## start

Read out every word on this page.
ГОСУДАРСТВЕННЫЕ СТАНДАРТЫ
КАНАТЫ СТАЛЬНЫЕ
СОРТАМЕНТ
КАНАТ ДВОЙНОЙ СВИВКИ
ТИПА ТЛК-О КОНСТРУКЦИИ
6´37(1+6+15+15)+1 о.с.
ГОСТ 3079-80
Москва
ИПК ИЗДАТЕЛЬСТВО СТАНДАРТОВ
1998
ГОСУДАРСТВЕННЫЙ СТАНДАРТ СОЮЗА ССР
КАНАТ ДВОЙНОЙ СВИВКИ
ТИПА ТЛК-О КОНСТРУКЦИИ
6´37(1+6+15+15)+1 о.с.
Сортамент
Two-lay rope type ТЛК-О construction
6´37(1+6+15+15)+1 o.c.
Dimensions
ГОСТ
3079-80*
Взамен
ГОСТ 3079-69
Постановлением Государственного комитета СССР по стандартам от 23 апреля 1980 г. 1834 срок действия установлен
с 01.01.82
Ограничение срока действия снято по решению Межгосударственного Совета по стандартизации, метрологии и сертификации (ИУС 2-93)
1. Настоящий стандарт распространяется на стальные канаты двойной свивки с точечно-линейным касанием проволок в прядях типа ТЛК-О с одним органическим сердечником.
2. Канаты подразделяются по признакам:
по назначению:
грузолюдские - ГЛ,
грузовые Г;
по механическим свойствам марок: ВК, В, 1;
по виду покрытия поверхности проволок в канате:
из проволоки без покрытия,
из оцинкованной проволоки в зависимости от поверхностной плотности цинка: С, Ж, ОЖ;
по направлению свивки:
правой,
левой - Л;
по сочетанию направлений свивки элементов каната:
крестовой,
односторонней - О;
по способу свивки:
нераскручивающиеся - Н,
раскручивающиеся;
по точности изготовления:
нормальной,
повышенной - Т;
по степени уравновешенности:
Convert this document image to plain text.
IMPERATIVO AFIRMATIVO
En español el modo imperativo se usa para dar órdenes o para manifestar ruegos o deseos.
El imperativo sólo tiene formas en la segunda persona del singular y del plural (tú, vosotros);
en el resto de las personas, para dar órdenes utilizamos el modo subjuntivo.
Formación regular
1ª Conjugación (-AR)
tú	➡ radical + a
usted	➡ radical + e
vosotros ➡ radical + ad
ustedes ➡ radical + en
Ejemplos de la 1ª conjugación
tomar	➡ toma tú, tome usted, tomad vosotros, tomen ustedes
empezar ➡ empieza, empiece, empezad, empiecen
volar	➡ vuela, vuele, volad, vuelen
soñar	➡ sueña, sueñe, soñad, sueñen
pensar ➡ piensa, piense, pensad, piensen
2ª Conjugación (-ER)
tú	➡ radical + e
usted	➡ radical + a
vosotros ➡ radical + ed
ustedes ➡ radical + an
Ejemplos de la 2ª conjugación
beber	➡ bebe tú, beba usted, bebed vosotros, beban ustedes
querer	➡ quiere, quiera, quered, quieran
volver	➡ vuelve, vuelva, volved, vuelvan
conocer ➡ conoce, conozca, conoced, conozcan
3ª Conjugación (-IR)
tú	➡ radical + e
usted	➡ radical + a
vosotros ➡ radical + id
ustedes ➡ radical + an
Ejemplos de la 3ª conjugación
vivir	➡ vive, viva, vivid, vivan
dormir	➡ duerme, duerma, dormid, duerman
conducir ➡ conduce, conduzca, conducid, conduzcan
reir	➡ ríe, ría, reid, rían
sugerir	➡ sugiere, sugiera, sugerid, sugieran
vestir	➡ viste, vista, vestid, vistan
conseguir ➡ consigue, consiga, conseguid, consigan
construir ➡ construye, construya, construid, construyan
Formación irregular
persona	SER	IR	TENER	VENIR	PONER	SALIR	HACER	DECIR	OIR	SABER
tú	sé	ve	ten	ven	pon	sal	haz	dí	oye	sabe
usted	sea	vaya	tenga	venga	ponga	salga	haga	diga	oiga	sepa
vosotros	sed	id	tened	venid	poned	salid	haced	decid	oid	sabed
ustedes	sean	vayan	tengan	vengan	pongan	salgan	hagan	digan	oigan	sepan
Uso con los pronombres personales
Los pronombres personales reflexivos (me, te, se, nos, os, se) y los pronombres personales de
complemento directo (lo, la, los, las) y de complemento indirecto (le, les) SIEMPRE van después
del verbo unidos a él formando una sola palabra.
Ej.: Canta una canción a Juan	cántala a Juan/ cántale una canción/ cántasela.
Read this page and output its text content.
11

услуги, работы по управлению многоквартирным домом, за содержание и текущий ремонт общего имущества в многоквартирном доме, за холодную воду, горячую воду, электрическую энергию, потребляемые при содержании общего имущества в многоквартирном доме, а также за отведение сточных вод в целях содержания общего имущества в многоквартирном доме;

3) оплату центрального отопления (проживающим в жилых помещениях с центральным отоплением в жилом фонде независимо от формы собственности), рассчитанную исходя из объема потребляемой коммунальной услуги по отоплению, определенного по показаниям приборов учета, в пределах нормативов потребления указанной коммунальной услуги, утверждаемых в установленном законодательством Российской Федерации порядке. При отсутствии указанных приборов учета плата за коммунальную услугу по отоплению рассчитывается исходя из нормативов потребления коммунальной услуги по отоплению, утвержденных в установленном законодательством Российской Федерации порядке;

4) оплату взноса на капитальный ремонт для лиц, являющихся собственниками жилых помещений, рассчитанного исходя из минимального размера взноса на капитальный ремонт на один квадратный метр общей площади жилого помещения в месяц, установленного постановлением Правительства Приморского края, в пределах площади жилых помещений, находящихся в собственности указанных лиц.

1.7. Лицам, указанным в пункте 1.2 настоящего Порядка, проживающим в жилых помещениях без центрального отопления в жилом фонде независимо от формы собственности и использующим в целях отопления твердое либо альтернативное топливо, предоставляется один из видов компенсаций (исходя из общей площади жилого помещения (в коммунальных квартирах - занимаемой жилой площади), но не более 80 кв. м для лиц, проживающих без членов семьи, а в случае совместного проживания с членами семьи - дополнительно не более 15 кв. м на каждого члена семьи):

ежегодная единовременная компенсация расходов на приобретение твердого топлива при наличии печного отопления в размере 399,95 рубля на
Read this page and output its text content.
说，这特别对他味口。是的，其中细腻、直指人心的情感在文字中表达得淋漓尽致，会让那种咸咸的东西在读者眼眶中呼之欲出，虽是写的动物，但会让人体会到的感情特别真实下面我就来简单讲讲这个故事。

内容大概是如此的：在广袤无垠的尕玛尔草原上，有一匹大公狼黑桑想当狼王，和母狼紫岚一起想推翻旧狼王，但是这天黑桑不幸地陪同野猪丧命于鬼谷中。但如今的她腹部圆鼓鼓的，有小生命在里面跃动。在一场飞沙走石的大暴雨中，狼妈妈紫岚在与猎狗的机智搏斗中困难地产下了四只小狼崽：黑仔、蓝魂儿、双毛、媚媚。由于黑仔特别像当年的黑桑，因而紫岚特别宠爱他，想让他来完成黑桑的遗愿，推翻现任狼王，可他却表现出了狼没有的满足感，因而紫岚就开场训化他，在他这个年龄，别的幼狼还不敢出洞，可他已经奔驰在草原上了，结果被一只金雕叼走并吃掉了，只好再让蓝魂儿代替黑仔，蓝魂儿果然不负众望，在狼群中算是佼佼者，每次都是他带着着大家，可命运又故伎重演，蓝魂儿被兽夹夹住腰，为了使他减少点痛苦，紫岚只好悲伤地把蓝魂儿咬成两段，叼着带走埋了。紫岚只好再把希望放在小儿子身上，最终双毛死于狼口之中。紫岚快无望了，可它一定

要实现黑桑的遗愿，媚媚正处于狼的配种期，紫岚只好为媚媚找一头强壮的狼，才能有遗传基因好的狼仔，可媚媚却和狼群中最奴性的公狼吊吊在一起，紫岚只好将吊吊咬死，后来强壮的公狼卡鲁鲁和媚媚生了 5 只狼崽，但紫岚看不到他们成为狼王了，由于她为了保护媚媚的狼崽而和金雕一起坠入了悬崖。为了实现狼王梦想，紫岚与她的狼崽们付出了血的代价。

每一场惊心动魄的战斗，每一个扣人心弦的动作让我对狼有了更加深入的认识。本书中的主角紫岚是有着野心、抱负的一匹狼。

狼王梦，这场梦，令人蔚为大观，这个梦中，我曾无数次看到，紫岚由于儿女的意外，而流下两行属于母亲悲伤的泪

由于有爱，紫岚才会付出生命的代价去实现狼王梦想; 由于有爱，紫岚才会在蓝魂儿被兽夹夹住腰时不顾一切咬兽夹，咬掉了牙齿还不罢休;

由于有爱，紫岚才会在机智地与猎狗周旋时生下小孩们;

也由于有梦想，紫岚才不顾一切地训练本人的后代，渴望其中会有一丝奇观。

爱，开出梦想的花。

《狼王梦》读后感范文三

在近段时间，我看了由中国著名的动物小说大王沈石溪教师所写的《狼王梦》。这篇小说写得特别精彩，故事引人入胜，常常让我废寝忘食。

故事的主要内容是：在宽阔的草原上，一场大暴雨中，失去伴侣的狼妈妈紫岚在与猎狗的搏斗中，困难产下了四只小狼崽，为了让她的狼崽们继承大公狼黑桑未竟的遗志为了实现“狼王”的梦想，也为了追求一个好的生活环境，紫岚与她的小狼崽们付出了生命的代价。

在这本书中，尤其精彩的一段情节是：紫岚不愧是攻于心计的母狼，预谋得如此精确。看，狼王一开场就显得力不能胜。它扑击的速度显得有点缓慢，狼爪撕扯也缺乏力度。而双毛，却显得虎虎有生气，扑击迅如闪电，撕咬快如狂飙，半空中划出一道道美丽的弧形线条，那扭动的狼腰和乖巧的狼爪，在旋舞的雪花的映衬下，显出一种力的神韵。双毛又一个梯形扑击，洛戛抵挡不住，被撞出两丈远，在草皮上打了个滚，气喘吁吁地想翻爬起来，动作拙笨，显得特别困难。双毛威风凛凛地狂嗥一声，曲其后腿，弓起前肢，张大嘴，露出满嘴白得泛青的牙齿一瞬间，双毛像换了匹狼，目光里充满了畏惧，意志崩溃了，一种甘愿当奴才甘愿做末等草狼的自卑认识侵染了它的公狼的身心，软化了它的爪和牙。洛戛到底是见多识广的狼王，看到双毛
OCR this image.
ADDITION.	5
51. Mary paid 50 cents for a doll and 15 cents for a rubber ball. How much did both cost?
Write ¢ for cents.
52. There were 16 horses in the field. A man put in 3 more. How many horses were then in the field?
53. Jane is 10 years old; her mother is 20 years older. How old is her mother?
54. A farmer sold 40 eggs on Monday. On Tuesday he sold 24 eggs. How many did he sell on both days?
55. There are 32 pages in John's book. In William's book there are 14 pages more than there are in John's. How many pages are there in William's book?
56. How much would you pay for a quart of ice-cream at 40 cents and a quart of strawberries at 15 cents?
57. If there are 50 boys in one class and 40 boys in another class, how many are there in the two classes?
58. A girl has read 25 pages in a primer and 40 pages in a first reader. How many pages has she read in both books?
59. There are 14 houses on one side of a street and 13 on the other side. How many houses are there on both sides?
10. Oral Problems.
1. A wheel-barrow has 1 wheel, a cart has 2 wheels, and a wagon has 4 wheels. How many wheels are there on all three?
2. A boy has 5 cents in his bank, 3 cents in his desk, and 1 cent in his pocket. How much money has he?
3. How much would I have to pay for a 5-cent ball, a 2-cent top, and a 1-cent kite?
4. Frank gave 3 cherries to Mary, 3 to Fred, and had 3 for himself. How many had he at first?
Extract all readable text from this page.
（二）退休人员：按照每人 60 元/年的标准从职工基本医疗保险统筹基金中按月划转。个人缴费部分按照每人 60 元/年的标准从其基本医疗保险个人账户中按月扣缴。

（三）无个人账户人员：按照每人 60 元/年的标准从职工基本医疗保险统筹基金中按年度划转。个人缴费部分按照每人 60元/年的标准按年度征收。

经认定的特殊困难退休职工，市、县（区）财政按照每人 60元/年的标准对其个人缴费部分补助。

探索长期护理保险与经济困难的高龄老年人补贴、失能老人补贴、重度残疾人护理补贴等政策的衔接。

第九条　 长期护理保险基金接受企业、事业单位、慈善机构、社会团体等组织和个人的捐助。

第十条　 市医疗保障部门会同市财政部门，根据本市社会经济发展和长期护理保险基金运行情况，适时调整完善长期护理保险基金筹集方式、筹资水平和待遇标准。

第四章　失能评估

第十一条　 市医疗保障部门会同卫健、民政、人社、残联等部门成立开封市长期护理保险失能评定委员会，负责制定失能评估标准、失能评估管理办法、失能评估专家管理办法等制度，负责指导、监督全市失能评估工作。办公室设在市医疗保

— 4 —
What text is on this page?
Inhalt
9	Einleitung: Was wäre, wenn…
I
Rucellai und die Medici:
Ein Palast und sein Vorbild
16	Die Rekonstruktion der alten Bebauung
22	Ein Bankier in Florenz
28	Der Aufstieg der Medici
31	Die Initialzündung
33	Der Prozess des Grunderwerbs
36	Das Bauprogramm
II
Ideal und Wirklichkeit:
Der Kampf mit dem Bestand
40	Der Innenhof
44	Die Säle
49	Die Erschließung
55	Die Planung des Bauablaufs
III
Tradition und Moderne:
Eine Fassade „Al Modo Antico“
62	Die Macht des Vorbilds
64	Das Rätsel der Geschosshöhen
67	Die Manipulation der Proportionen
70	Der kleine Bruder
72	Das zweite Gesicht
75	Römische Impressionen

## end

Pull out each line of the entries that contains "cents".

**SOLUTION**.
51. Mary paid 50 cents for a doll and 15 cents for a rubber ball. How much did both cost?
Write ¢ for cents.
56. How much would you pay for a quart of ice-cream at 40 cents and a quart of strawberries at 15 cents?
2. A boy has 5 cents in his bank, 3 cents in his desk, and 1 cent in his pocket. How much money has he?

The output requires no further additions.